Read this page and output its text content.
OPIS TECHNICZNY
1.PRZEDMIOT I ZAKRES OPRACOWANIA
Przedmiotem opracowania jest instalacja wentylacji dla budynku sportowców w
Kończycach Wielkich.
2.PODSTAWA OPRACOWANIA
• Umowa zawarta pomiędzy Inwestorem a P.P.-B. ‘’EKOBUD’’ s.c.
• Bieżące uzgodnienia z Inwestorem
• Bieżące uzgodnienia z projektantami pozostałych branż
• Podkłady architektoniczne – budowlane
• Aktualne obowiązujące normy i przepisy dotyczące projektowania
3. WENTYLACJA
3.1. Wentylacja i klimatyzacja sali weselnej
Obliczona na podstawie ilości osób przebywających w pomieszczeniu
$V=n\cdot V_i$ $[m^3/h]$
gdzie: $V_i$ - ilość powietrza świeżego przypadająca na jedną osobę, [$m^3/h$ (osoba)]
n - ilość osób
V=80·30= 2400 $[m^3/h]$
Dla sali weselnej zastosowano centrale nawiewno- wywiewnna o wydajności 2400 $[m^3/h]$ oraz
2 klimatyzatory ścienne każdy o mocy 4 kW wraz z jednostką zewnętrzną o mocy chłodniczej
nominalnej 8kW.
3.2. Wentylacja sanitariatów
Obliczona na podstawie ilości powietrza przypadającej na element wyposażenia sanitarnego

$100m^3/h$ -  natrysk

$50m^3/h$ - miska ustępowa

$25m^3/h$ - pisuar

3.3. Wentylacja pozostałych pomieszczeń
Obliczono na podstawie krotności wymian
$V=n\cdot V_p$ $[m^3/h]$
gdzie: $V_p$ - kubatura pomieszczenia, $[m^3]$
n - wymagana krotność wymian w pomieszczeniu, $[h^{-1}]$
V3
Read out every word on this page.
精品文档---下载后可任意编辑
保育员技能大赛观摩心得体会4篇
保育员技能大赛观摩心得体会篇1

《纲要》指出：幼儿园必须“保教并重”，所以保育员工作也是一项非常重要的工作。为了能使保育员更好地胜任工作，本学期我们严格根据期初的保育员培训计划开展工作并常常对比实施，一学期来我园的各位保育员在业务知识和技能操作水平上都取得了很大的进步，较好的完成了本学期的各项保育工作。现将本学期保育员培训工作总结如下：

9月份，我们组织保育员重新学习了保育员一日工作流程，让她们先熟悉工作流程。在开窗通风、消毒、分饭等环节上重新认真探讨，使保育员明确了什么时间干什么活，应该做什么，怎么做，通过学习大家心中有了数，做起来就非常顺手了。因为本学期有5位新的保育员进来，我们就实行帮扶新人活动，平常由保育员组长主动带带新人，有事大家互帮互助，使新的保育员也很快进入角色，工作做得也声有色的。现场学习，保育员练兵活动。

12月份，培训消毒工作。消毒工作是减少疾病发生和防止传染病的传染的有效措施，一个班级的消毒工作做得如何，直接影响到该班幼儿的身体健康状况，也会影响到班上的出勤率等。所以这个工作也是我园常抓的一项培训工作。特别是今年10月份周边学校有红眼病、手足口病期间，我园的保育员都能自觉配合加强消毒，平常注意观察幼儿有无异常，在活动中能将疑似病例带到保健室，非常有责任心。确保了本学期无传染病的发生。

******************************

• YOUR INSTRUCTIONS: Repeat the material in full, exactly as it stands.

• SOLUTION FOR THIS EXERCISE:
Read this page and output its text content.
OPIS TECHNICZNY
1.PRZEDMIOT I ZAKRES OPRACOWANIA
Przedmiotem opracowania jest instalacja wentylacji dla budynku sportowców w
Kończycach Wielkich.
2.PODSTAWA OPRACOWANIA
• Umowa zawarta pomiędzy Inwestorem a P.P.-B. ‘’EKOBUD’’ s.c.
• Bieżące uzgodnienia z Inwestorem
• Bieżące uzgodnienia z projektantami pozostałych branż
• Podkłady architektoniczne – budowlane
• Aktualne obowiązujące normy i przepisy dotyczące projektowania
3. WENTYLACJA
3.1. Wentylacja i klimatyzacja sali weselnej
Obliczona na podstawie ilości osób przebywających w pomieszczeniu
$V=n\cdot V_i$ $[m^3/h]$
gdzie: $V_i$ - ilość powietrza świeżego przypadająca na jedną osobę, [$m^3/h$ (osoba)]
n - ilość osób
V=80·30= 2400 $[m^3/h]$
Dla sali weselnej zastosowano centrale nawiewno- wywiewnna o wydajności 2400 $[m^3/h]$ oraz
2 klimatyzatory ścienne każdy o mocy 4 kW wraz z jednostką zewnętrzną o mocy chłodniczej
nominalnej 8kW.
3.2. Wentylacja sanitariatów
Obliczona na podstawie ilości powietrza przypadającej na element wyposażenia sanitarnego

$100m^3/h$ -  natrysk

$50m^3/h$ - miska ustępowa

$25m^3/h$ - pisuar

3.3. Wentylacja pozostałych pomieszczeń
Obliczono na podstawie krotności wymian
$V=n\cdot V_p$ $[m^3/h]$
gdzie: $V_p$ - kubatura pomieszczenia, $[m^3]$
n - wymagana krotność wymian w pomieszczeniu, $[h^{-1}]$
V3
Read out every word on this page.
精品文档---下载后可任意编辑
保育员技能大赛观摩心得体会4篇
保育员技能大赛观摩心得体会篇1

《纲要》指出：幼儿园必须“保教并重”，所以保育员工作也是一项非常重要的工作。为了能使保育员更好地胜任工作，本学期我们严格根据期初的保育员培训计划开展工作并常常对比实施，一学期来我园的各位保育员在业务知识和技能操作水平上都取得了很大的进步，较好的完成了本学期的各项保育工作。现将本学期保育员培训工作总结如下：

9月份，我们组织保育员重新学习了保育员一日工作流程，让她们先熟悉工作流程。在开窗通风、消毒、分饭等环节上重新认真探讨，使保育员明确了什么时间干什么活，应该做什么，怎么做，通过学习大家心中有了数，做起来就非常顺手了。因为本学期有5位新的保育员进来，我们就实行帮扶新人活动，平常由保育员组长主动带带新人，有事大家互帮互助，使新的保育员也很快进入角色，工作做得也声有色的。现场学习，保育员练兵活动。

12月份，培训消毒工作。消毒工作是减少疾病发生和防止传染病的传染的有效措施，一个班级的消毒工作做得如何，直接影响到该班幼儿的身体健康状况，也会影响到班上的出勤率等。所以这个工作也是我园常抓的一项培训工作。特别是今年10月份周边学校有红眼病、手足口病期间，我园的保育员都能自觉配合加强消毒，平常注意观察幼儿有无异常，在活动中能将疑似病例带到保健室，非常有责任心。确保了本学期无传染病的发生。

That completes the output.